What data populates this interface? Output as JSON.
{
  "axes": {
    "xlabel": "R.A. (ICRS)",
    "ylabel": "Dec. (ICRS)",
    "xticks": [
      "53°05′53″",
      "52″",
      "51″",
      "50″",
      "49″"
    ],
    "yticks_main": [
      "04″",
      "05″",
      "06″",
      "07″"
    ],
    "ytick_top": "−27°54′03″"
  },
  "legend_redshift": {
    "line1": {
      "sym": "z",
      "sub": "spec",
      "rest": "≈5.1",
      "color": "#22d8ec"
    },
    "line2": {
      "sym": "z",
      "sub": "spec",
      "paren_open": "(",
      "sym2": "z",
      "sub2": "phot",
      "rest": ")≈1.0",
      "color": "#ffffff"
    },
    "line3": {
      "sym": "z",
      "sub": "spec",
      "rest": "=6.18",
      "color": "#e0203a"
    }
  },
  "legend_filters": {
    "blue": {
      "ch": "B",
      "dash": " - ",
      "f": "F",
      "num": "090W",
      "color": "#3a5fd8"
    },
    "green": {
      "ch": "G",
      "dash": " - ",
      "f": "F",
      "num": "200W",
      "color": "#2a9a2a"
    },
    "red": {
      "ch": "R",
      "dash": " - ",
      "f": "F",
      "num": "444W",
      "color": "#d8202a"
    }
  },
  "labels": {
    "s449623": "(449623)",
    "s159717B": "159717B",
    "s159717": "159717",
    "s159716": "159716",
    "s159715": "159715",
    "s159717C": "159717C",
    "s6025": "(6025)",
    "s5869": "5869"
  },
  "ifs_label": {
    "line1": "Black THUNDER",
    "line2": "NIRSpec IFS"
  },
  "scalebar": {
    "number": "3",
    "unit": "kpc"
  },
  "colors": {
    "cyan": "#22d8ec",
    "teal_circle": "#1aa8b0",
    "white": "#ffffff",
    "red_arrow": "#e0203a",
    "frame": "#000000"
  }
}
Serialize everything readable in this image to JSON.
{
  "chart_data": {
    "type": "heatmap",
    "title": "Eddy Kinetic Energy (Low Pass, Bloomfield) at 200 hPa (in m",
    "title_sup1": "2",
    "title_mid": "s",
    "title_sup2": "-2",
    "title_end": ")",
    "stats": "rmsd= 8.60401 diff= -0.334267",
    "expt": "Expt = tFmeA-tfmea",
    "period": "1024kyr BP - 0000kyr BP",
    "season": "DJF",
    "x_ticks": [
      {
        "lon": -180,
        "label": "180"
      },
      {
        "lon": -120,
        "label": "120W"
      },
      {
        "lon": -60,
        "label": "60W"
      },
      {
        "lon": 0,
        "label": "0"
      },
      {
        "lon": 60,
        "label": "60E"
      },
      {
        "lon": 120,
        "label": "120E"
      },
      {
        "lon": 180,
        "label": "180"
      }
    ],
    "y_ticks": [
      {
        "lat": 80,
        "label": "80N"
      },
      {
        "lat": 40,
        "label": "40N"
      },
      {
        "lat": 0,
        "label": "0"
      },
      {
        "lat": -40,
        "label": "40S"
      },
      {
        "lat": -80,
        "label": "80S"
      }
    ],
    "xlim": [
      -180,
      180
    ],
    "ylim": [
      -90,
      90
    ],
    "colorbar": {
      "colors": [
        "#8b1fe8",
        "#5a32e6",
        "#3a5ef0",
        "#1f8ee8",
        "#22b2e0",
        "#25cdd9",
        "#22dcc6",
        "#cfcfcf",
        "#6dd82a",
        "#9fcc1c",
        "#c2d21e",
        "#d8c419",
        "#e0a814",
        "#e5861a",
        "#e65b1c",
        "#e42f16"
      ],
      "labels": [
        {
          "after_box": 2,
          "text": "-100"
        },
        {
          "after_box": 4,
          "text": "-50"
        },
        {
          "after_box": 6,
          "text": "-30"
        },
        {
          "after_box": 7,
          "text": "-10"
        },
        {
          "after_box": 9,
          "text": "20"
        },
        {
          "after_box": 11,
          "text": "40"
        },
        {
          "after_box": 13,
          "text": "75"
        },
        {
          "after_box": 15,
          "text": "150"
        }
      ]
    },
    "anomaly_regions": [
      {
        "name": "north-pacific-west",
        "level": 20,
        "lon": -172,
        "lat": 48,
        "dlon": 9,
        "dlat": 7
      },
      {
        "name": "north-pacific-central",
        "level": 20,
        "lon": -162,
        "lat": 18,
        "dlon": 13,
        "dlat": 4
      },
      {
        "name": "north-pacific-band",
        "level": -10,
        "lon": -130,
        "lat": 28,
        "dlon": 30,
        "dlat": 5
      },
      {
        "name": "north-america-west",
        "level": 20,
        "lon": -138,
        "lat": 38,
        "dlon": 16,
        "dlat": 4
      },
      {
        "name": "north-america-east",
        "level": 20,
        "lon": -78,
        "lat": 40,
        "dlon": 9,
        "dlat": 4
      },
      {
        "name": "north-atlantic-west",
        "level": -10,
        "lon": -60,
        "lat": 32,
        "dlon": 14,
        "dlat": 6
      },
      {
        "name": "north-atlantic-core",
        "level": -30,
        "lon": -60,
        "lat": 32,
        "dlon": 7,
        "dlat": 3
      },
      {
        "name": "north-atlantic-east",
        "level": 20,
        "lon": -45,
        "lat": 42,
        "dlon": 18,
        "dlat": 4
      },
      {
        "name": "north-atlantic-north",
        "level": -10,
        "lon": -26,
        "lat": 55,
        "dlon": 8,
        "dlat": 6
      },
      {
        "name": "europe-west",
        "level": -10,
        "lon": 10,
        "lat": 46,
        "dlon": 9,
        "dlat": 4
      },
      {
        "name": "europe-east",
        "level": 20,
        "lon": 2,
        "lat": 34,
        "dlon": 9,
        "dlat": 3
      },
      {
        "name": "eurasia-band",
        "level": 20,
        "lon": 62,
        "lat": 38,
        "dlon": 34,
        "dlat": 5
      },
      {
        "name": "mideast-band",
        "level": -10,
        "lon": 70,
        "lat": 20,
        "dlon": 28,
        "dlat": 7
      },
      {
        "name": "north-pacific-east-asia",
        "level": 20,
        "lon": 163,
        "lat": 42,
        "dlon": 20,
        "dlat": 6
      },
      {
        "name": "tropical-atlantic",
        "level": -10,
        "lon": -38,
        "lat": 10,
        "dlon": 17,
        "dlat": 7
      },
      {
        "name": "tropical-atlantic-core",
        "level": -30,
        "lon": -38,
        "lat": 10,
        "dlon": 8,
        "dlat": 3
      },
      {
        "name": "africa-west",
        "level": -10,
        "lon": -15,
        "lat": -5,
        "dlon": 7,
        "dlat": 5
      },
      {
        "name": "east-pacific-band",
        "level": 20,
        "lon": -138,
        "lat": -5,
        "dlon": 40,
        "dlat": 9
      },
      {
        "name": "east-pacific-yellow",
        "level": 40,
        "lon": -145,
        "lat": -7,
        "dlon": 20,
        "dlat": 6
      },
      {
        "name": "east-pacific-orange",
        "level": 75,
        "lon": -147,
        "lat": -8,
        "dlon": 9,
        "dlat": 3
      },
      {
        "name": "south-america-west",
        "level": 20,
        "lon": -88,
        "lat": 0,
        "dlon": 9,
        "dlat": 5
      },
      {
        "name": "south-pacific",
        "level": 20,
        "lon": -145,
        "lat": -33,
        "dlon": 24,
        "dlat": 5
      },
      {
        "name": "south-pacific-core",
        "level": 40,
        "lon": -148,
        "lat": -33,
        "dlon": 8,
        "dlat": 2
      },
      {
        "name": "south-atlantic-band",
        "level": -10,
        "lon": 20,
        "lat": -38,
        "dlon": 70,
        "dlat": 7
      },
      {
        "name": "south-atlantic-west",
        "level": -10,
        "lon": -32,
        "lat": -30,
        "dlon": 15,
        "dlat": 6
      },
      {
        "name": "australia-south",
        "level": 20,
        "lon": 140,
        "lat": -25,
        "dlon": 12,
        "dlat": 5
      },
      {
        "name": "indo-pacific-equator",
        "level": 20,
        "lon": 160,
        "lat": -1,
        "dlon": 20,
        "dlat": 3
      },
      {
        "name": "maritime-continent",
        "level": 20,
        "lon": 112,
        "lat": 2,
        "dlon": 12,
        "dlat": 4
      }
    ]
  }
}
__________________________________________________
● PROMPT
What is the number of lines that hold the string "pacific"? Give it alone.

● TASK RESPONSE
10